#### Prompt:
Transcribe every record that appears below, exactly and in full.

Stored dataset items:

>> START

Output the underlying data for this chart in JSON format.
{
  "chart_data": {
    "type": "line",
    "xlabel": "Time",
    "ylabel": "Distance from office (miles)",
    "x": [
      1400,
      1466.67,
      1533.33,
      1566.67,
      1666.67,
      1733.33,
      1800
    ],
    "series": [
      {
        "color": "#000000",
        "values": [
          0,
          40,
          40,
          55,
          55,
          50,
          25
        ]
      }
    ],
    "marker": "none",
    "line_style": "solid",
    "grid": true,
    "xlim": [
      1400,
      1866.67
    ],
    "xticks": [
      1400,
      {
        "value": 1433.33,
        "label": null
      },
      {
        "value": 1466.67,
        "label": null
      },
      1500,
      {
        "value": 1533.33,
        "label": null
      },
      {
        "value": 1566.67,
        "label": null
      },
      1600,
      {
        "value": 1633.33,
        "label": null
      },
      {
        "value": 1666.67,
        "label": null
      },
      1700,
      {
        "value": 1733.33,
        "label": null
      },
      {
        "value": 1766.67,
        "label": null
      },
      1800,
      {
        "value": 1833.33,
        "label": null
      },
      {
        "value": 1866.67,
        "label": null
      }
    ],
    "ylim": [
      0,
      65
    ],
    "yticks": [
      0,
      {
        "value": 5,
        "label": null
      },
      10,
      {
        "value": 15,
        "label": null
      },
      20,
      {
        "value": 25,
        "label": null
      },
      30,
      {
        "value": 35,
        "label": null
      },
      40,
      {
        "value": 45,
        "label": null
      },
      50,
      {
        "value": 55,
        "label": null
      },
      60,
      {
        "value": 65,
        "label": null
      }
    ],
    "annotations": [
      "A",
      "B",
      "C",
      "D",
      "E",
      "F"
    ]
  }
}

>> END

#### Exercise response:
Output the underlying data for this chart in JSON format.
{
  "chart_data": {
    "type": "line",
    "xlabel": "Time",
    "ylabel": "Distance from office (miles)",
    "x": [
      1400,
      1466.67,
      1533.33,
      1566.67,
      1666.67,
      1733.33,
      1800
    ],
    "series": [
      {
        "color": "#000000",
        "values": [
          0,
          40,
          40,
          55,
          55,
          50,
          25
        ]
      }
    ],
    "marker": "none",
    "line_style": "solid",
    "grid": true,
    "xlim": [
      1400,
      1866.67
    ],
    "xticks": [
      1400,
      {
        "value": 1433.33,
        "label": null
      },
      {
        "value": 1466.67,
        "label": null
      },
      1500,
      {
        "value": 1533.33,
        "label": null
      },
      {
        "value": 1566.67,
        "label": null
      },
      1600,
      {
        "value": 1633.33,
        "label": null
      },
      {
        "value": 1666.67,
        "label": null
      },
      1700,
      {
        "value": 1733.33,
        "label": null
      },
      {
        "value": 1766.67,
        "label": null
      },
      1800,
      {
        "value": 1833.33,
        "label": null
      },
      {
        "value": 1866.67,
        "label": null
      }
    ],
    "ylim": [
      0,
      65
    ],
    "yticks": [
      0,
      {
        "value": 5,
        "label": null
      },
      10,
      {
        "value": 15,
        "label": null
      },
      20,
      {
        "value": 25,
        "label": null
      },
      30,
      {
        "value": 35,
        "label": null
      },
      40,
      {
        "value": 45,
        "label": null
      },
      50,
      {
        "value": 55,
        "label": null
      },
      60,
      {
        "value": 65,
        "label": null
      }
    ],
    "annotations": [
      "A",
      "B",
      "C",
      "D",
      "E",
      "F"
    ]
  }
}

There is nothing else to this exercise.